◆ **What is required**:
Report every line in the listing below where the string "точек" shows up.

BEGIN Dataset entries

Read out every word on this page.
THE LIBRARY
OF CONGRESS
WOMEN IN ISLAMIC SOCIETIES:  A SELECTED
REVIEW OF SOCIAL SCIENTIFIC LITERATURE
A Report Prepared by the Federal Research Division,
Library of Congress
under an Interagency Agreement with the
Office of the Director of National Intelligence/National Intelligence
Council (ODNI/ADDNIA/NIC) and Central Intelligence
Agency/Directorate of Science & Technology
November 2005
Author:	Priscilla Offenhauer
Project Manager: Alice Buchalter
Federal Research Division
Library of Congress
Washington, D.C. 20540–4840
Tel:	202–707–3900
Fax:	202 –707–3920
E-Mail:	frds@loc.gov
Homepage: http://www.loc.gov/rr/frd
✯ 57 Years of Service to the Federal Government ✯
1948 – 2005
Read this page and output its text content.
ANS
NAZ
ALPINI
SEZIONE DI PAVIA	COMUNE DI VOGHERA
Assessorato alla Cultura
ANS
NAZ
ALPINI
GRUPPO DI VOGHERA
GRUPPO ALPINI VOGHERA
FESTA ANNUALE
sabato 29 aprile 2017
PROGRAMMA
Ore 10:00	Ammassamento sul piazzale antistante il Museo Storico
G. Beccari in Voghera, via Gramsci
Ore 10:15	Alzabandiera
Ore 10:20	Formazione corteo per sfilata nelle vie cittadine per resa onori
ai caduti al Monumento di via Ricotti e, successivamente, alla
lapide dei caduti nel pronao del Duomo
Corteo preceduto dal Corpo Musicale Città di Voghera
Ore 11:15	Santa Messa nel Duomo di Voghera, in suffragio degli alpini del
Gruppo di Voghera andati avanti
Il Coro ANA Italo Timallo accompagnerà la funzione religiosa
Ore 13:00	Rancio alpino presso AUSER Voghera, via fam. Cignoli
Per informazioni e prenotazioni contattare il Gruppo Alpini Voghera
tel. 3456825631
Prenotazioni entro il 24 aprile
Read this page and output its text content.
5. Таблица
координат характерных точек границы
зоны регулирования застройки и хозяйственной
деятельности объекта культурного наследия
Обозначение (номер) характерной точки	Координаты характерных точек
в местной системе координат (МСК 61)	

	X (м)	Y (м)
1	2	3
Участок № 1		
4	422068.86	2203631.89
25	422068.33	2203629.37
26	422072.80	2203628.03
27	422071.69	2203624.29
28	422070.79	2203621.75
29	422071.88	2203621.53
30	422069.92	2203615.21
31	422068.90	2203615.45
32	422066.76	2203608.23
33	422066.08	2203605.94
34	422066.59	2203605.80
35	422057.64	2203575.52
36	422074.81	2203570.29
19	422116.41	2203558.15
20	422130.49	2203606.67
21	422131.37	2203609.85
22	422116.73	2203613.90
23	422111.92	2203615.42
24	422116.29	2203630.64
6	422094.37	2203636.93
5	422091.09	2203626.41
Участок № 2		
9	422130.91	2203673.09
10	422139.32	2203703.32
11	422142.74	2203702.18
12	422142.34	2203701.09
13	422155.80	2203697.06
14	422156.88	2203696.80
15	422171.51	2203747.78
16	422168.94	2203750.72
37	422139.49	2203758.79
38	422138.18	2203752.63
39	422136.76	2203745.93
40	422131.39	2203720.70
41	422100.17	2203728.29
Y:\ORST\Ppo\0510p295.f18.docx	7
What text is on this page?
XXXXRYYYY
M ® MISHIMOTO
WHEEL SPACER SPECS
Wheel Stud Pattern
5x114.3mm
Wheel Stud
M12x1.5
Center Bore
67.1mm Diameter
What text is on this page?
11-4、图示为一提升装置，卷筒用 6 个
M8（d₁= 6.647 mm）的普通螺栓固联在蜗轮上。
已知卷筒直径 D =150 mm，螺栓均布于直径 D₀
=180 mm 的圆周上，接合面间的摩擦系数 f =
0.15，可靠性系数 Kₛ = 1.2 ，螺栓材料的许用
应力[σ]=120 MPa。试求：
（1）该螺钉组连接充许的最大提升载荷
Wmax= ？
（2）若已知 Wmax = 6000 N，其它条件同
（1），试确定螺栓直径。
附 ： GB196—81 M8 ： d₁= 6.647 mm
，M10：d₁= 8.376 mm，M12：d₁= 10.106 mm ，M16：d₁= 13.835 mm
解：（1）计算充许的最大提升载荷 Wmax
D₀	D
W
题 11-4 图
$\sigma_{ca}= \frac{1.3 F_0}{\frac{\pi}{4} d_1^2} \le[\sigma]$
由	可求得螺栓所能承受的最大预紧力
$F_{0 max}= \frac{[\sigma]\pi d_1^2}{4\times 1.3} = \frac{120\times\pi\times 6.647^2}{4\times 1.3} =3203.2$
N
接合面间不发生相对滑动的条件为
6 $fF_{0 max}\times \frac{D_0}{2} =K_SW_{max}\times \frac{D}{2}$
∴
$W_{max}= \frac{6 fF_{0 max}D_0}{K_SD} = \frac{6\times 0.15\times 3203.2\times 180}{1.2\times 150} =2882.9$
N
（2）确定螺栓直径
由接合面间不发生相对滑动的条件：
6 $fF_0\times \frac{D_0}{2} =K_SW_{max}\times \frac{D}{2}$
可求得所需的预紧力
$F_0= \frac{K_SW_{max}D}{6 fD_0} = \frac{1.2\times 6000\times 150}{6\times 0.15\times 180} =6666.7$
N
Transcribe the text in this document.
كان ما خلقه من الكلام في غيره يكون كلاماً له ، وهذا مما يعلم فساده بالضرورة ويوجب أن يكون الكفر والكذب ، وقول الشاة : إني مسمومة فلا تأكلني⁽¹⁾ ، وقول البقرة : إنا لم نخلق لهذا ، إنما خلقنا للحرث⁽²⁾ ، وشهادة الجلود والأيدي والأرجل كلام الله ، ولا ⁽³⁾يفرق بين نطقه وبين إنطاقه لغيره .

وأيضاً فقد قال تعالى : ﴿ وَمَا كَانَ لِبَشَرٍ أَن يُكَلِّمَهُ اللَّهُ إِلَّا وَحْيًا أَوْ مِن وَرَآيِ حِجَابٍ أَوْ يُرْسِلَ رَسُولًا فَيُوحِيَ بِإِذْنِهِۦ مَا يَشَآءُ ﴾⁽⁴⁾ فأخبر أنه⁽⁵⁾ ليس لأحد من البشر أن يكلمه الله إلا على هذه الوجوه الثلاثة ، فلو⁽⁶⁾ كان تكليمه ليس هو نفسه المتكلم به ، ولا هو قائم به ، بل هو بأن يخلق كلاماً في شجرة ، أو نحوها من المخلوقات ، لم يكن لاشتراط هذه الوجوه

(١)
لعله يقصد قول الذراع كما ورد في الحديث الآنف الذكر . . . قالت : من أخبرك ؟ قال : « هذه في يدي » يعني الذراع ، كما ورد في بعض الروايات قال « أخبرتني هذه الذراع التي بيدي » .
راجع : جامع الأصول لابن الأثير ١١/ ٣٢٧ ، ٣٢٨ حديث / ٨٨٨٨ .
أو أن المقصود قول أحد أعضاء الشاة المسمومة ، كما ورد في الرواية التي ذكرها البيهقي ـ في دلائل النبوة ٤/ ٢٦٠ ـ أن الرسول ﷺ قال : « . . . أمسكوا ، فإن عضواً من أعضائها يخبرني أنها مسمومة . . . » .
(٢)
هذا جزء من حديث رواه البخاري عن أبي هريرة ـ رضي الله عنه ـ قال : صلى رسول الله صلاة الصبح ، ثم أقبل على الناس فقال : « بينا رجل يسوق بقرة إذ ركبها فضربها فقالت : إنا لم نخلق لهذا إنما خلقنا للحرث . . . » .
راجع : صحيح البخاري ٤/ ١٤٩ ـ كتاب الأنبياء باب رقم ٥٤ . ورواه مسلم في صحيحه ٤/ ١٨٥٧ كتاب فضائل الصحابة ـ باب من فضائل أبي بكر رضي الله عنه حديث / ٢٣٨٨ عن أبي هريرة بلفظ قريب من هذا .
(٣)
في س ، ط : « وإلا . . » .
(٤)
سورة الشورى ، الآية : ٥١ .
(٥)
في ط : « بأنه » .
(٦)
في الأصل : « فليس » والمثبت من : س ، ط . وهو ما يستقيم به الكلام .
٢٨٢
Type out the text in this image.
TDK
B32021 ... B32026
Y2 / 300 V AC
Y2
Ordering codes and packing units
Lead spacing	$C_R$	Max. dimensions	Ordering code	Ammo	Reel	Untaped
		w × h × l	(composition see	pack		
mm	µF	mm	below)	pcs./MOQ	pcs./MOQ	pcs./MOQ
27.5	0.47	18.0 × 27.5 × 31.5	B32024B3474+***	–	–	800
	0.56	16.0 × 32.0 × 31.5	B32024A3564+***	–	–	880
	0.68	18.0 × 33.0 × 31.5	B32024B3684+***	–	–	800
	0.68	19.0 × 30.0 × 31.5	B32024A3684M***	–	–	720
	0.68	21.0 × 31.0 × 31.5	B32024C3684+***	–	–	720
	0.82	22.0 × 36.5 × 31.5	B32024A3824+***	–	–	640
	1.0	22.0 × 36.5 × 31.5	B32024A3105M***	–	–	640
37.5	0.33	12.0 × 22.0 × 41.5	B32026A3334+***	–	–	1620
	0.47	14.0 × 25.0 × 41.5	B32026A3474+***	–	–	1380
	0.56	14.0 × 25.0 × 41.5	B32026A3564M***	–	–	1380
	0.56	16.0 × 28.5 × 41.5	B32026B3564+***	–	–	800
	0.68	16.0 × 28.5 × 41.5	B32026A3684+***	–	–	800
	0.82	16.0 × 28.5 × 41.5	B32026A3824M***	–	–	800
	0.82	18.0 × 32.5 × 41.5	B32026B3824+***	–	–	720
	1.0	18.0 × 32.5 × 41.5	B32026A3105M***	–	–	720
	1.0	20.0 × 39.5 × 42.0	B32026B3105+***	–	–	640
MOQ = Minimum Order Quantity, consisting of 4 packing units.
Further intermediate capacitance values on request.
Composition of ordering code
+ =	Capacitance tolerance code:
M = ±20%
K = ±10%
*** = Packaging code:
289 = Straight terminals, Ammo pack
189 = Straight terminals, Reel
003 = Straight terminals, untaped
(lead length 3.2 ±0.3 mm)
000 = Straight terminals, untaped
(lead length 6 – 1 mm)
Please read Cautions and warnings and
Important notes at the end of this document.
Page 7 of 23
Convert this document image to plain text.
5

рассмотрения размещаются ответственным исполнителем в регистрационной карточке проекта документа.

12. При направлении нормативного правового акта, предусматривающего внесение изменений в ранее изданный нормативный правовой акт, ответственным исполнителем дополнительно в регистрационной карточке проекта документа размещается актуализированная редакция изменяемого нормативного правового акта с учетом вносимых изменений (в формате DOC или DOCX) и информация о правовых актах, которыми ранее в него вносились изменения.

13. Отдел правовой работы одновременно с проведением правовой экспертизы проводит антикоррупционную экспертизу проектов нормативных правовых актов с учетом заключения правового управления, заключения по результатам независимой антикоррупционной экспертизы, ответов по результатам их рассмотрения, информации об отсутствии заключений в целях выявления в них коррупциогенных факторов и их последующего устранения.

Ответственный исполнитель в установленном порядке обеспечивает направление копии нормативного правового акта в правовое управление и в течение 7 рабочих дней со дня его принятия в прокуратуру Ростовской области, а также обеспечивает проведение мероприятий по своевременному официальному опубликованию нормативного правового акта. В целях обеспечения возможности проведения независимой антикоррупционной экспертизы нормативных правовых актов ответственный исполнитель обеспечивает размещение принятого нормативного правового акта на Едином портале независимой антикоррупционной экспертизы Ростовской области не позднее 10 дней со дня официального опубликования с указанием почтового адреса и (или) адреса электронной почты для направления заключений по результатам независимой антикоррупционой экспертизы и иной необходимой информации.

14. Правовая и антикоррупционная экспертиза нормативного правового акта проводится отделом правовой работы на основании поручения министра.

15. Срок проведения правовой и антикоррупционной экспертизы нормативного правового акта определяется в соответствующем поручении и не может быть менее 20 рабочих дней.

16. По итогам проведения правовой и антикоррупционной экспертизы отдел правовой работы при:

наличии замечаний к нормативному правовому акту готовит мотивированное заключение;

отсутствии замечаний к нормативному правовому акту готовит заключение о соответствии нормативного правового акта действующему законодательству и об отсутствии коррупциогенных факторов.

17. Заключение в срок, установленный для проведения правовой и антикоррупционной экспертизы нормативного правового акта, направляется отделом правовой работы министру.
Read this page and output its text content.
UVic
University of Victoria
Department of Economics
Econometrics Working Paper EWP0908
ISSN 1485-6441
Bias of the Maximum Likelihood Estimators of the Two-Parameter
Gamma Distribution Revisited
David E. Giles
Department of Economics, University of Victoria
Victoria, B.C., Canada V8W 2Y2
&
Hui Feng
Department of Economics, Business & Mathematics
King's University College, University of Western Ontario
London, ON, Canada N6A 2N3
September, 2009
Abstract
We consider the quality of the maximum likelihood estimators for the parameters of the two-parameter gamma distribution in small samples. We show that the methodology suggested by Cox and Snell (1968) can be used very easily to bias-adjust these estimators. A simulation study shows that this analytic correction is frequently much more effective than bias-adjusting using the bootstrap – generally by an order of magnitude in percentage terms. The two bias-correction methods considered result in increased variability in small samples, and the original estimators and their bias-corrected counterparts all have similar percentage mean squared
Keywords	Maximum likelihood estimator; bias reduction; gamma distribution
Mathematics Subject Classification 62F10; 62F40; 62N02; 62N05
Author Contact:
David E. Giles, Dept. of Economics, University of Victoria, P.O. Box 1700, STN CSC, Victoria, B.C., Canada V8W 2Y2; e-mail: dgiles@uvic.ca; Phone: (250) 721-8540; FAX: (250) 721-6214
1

END Dataset entries

◆ **Right answer**:
координат характерных точек границы
Обозначение (номер) характерной точки	Координаты характерных точек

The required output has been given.